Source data

• • •

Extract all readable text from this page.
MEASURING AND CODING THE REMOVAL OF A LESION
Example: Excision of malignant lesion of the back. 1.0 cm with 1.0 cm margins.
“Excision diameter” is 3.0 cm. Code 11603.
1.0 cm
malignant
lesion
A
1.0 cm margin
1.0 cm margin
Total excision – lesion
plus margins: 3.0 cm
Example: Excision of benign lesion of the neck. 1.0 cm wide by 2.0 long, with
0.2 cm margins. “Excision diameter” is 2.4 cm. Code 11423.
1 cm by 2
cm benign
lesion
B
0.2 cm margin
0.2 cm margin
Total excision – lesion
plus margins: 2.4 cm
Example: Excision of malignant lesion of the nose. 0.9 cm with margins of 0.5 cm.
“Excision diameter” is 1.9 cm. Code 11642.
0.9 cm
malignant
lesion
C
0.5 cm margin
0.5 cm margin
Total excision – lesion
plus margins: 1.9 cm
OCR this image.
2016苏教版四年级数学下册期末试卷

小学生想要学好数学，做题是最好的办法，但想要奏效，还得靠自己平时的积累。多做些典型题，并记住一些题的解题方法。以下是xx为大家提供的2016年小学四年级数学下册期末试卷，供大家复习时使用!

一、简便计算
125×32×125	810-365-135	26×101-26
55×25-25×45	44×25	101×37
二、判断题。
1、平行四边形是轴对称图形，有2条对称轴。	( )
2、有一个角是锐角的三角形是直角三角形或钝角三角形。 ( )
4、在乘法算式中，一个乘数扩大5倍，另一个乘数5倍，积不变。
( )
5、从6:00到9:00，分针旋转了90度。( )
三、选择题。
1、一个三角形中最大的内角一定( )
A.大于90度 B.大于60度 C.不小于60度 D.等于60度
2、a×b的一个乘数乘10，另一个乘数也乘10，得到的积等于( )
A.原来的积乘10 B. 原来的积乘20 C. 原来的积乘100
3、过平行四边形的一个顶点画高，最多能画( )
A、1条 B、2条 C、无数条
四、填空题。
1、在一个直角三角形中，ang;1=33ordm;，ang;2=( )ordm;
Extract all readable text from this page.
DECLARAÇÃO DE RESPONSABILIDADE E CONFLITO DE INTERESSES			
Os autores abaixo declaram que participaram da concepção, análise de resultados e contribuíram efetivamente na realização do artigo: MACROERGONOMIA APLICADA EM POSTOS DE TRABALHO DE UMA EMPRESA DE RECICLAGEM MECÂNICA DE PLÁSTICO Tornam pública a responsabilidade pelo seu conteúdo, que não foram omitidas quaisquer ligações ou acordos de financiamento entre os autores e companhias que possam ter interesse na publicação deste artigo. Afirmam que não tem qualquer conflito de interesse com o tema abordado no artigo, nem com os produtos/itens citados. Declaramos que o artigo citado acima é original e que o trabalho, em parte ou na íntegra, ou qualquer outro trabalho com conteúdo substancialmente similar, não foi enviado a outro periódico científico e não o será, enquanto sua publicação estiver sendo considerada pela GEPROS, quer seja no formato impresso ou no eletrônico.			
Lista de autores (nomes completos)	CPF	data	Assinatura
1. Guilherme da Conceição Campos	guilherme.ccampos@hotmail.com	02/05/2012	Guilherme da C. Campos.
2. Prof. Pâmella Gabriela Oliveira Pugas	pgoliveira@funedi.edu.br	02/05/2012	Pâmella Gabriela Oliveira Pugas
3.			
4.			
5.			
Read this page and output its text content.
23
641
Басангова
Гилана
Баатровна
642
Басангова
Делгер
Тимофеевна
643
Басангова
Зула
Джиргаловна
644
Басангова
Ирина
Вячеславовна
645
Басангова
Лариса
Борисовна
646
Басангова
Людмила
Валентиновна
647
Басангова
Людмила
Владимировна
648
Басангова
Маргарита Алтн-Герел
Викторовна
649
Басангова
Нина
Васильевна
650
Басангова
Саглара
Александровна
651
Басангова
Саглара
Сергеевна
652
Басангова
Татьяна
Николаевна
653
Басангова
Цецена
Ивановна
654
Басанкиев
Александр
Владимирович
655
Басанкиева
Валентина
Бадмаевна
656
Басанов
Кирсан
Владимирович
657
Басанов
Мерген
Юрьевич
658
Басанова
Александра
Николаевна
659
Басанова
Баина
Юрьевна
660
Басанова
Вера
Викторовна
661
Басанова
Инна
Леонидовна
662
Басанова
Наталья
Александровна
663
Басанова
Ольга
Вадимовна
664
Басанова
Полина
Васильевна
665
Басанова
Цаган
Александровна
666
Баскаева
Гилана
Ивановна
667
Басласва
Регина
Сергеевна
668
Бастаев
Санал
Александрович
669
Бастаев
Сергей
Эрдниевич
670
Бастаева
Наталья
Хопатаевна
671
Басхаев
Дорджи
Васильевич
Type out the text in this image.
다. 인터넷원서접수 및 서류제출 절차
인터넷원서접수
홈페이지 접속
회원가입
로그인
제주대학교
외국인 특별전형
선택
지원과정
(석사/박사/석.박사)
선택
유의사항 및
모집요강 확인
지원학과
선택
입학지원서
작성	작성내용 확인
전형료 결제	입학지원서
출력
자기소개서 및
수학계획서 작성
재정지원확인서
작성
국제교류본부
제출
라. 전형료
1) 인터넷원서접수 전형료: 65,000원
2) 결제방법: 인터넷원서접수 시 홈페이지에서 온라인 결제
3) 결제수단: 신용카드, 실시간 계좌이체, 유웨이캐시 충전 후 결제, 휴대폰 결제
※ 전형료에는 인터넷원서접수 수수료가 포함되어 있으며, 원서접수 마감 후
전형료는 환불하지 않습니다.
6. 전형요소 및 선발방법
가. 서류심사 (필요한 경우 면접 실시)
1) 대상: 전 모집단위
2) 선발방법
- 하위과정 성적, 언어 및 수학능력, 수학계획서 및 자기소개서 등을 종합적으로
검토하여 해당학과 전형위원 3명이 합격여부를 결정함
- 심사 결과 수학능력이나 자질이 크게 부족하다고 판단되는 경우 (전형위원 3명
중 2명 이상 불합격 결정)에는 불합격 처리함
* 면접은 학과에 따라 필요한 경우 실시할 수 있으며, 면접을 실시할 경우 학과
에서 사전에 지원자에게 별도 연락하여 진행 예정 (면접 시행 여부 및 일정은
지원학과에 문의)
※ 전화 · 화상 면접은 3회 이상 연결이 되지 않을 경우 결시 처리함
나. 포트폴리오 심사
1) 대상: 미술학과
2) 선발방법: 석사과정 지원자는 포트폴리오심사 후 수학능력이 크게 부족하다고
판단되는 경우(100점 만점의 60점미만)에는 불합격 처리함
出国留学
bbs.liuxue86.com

• • •

Once more, set down the full listing, verbatim.

Extract all readable text from this page.
MEASURING AND CODING THE REMOVAL OF A LESION
Example: Excision of malignant lesion of the back. 1.0 cm with 1.0 cm margins.
“Excision diameter” is 3.0 cm. Code 11603.
1.0 cm
malignant
lesion
A
1.0 cm margin
1.0 cm margin
Total excision – lesion
plus margins: 3.0 cm
Example: Excision of benign lesion of the neck. 1.0 cm wide by 2.0 long, with
0.2 cm margins. “Excision diameter” is 2.4 cm. Code 11423.
1 cm by 2
cm benign
lesion
B
0.2 cm margin
0.2 cm margin
Total excision – lesion
plus margins: 2.4 cm
Example: Excision of malignant lesion of the nose. 0.9 cm with margins of 0.5 cm.
“Excision diameter” is 1.9 cm. Code 11642.
0.9 cm
malignant
lesion
C
0.5 cm margin
0.5 cm margin
Total excision – lesion
plus margins: 1.9 cm
OCR this image.
2016苏教版四年级数学下册期末试卷

小学生想要学好数学，做题是最好的办法，但想要奏效，还得靠自己平时的积累。多做些典型题，并记住一些题的解题方法。以下是xx为大家提供的2016年小学四年级数学下册期末试卷，供大家复习时使用!

一、简便计算
125×32×125	810-365-135	26×101-26
55×25-25×45	44×25	101×37
二、判断题。
1、平行四边形是轴对称图形，有2条对称轴。	( )
2、有一个角是锐角的三角形是直角三角形或钝角三角形。 ( )
4、在乘法算式中，一个乘数扩大5倍，另一个乘数5倍，积不变。
( )
5、从6:00到9:00，分针旋转了90度。( )
三、选择题。
1、一个三角形中最大的内角一定( )
A.大于90度 B.大于60度 C.不小于60度 D.等于60度
2、a×b的一个乘数乘10，另一个乘数也乘10，得到的积等于( )
A.原来的积乘10 B. 原来的积乘20 C. 原来的积乘100
3、过平行四边形的一个顶点画高，最多能画( )
A、1条 B、2条 C、无数条
四、填空题。
1、在一个直角三角形中，ang;1=33ordm;，ang;2=( )ordm;
Extract all readable text from this page.
DECLARAÇÃO DE RESPONSABILIDADE E CONFLITO DE INTERESSES			
Os autores abaixo declaram que participaram da concepção, análise de resultados e contribuíram efetivamente na realização do artigo: MACROERGONOMIA APLICADA EM POSTOS DE TRABALHO DE UMA EMPRESA DE RECICLAGEM MECÂNICA DE PLÁSTICO Tornam pública a responsabilidade pelo seu conteúdo, que não foram omitidas quaisquer ligações ou acordos de financiamento entre os autores e companhias que possam ter interesse na publicação deste artigo. Afirmam que não tem qualquer conflito de interesse com o tema abordado no artigo, nem com os produtos/itens citados. Declaramos que o artigo citado acima é original e que o trabalho, em parte ou na íntegra, ou qualquer outro trabalho com conteúdo substancialmente similar, não foi enviado a outro periódico científico e não o será, enquanto sua publicação estiver sendo considerada pela GEPROS, quer seja no formato impresso ou no eletrônico.			
Lista de autores (nomes completos)	CPF	data	Assinatura
1. Guilherme da Conceição Campos	guilherme.ccampos@hotmail.com	02/05/2012	Guilherme da C. Campos.
2. Prof. Pâmella Gabriela Oliveira Pugas	pgoliveira@funedi.edu.br	02/05/2012	Pâmella Gabriela Oliveira Pugas
3.			
4.			
5.			
Read this page and output its text content.
23
641
Басангова
Гилана
Баатровна
642
Басангова
Делгер
Тимофеевна
643
Басангова
Зула
Джиргаловна
644
Басангова
Ирина
Вячеславовна
645
Басангова
Лариса
Борисовна
646
Басангова
Людмила
Валентиновна
647
Басангова
Людмила
Владимировна
648
Басангова
Маргарита Алтн-Герел
Викторовна
649
Басангова
Нина
Васильевна
650
Басангова
Саглара
Александровна
651
Басангова
Саглара
Сергеевна
652
Басангова
Татьяна
Николаевна
653
Басангова
Цецена
Ивановна
654
Басанкиев
Александр
Владимирович
655
Басанкиева
Валентина
Бадмаевна
656
Басанов
Кирсан
Владимирович
657
Басанов
Мерген
Юрьевич
658
Басанова
Александра
Николаевна
659
Басанова
Баина
Юрьевна
660
Басанова
Вера
Викторовна
661
Басанова
Инна
Леонидовна
662
Басанова
Наталья
Александровна
663
Басанова
Ольга
Вадимовна
664
Басанова
Полина
Васильевна
665
Басанова
Цаган
Александровна
666
Баскаева
Гилана
Ивановна
667
Басласва
Регина
Сергеевна
668
Бастаев
Санал
Александрович
669
Бастаев
Сергей
Эрдниевич
670
Бастаева
Наталья
Хопатаевна
671
Басхаев
Дорджи
Васильевич
Type out the text in this image.
다. 인터넷원서접수 및 서류제출 절차
인터넷원서접수
홈페이지 접속
회원가입
로그인
제주대학교
외국인 특별전형
선택
지원과정
(석사/박사/석.박사)
선택
유의사항 및
모집요강 확인
지원학과
선택
입학지원서
작성	작성내용 확인
전형료 결제	입학지원서
출력
자기소개서 및
수학계획서 작성
재정지원확인서
작성
국제교류본부
제출
라. 전형료
1) 인터넷원서접수 전형료: 65,000원
2) 결제방법: 인터넷원서접수 시 홈페이지에서 온라인 결제
3) 결제수단: 신용카드, 실시간 계좌이체, 유웨이캐시 충전 후 결제, 휴대폰 결제
※ 전형료에는 인터넷원서접수 수수료가 포함되어 있으며, 원서접수 마감 후
전형료는 환불하지 않습니다.
6. 전형요소 및 선발방법
가. 서류심사 (필요한 경우 면접 실시)
1) 대상: 전 모집단위
2) 선발방법
- 하위과정 성적, 언어 및 수학능력, 수학계획서 및 자기소개서 등을 종합적으로
검토하여 해당학과 전형위원 3명이 합격여부를 결정함
- 심사 결과 수학능력이나 자질이 크게 부족하다고 판단되는 경우 (전형위원 3명
중 2명 이상 불합격 결정)에는 불합격 처리함
* 면접은 학과에 따라 필요한 경우 실시할 수 있으며, 면접을 실시할 경우 학과
에서 사전에 지원자에게 별도 연락하여 진행 예정 (면접 시행 여부 및 일정은
지원학과에 문의)
※ 전화 · 화상 면접은 3회 이상 연결이 되지 않을 경우 결시 처리함
나. 포트폴리오 심사
1) 대상: 미술학과
2) 선발방법: 석사과정 지원자는 포트폴리오심사 후 수학능력이 크게 부족하다고
판단되는 경우(100점 만점의 60점미만)에는 불합격 처리함
出国留学
bbs.liuxue86.com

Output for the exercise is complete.